OBJECTIVE ▸
"label" appears in how many lines of the entries? State only the number.

ROWS ▸
start

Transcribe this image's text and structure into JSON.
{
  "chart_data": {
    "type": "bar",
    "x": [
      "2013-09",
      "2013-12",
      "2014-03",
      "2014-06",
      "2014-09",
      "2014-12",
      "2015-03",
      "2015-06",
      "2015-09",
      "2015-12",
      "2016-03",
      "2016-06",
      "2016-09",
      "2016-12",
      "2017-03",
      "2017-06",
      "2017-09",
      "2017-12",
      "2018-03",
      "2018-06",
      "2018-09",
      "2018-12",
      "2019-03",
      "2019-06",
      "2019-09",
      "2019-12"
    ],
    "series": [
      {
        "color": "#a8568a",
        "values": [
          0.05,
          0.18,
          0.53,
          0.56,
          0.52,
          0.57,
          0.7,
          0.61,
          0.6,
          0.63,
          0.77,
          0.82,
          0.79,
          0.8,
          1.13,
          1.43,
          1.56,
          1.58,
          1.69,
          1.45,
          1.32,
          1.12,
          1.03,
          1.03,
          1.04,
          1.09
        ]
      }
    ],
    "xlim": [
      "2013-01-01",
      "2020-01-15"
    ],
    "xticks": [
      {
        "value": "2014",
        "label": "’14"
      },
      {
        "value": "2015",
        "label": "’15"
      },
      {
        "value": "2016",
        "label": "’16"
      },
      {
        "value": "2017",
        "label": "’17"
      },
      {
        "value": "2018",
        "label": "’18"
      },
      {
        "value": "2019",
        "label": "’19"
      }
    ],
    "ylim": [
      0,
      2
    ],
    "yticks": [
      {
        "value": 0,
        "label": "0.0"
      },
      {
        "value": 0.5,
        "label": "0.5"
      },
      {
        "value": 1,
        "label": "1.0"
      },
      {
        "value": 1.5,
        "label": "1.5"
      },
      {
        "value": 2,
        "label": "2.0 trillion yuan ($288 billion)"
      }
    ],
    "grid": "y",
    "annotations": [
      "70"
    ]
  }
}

end

PROBLEM SOLUTION ▸
11